WHAT YOU WILL DO: Quote all of the data that follows exactly as written, skipping the images.

* start DATA LINES *

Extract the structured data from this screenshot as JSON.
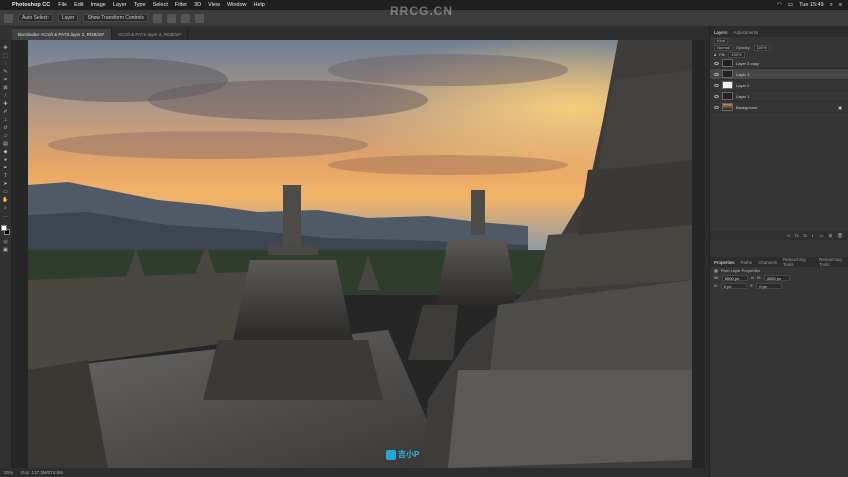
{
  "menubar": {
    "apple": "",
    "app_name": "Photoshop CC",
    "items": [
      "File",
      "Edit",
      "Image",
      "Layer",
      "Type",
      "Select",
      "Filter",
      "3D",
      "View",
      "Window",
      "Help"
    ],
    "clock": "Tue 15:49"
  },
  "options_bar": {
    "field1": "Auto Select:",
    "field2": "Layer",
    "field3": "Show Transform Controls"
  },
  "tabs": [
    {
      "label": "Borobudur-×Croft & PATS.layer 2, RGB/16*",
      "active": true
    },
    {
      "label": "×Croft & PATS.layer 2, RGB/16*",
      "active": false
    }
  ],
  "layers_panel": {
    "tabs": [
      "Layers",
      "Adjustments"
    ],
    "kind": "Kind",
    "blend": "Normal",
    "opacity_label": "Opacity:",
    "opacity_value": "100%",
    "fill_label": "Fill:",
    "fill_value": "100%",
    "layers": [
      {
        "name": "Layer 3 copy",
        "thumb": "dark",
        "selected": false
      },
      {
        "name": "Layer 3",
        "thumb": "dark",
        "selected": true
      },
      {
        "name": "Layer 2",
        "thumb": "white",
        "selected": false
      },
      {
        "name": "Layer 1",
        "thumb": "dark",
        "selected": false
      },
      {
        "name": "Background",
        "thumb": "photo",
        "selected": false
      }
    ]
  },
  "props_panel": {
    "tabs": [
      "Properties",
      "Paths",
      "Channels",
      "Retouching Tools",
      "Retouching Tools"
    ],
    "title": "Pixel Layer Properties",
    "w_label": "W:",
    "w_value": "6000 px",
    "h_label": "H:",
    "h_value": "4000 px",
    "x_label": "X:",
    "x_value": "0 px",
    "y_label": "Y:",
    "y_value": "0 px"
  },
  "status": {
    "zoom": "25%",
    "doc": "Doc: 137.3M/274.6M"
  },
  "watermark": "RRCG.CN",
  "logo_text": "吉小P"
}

* end DATA LINES *

EXERCISE ANSWER:
Extract the structured data from this screenshot as JSON.
{
  "menubar": {
    "apple": "",
    "app_name": "Photoshop CC",
    "items": [
      "File",
      "Edit",
      "Image",
      "Layer",
      "Type",
      "Select",
      "Filter",
      "3D",
      "View",
      "Window",
      "Help"
    ],
    "clock": "Tue 15:49"
  },
  "options_bar": {
    "field1": "Auto Select:",
    "field2": "Layer",
    "field3": "Show Transform Controls"
  },
  "tabs": [
    {
      "label": "Borobudur-×Croft & PATS.layer 2, RGB/16*",
      "active": true
    },
    {
      "label": "×Croft & PATS.layer 2, RGB/16*",
      "active": false
    }
  ],
  "layers_panel": {
    "tabs": [
      "Layers",
      "Adjustments"
    ],
    "kind": "Kind",
    "blend": "Normal",
    "opacity_label": "Opacity:",
    "opacity_value": "100%",
    "fill_label": "Fill:",
    "fill_value": "100%",
    "layers": [
      {
        "name": "Layer 3 copy",
        "thumb": "dark",
        "selected": false
      },
      {
        "name": "Layer 3",
        "thumb": "dark",
        "selected": true
      },
      {
        "name": "Layer 2",
        "thumb": "white",
        "selected": false
      },
      {
        "name": "Layer 1",
        "thumb": "dark",
        "selected": false
      },
      {
        "name": "Background",
        "thumb": "photo",
        "selected": false
      }
    ]
  },
  "props_panel": {
    "tabs": [
      "Properties",
      "Paths",
      "Channels",
      "Retouching Tools",
      "Retouching Tools"
    ],
    "title": "Pixel Layer Properties",
    "w_label": "W:",
    "w_value": "6000 px",
    "h_label": "H:",
    "h_value": "4000 px",
    "x_label": "X:",
    "x_value": "0 px",
    "y_label": "Y:",
    "y_value": "0 px"
  },
  "status": {
    "zoom": "25%",
    "doc": "Doc: 137.3M/274.6M"
  },
  "watermark": "RRCG.CN",
  "logo_text": "吉小P"
}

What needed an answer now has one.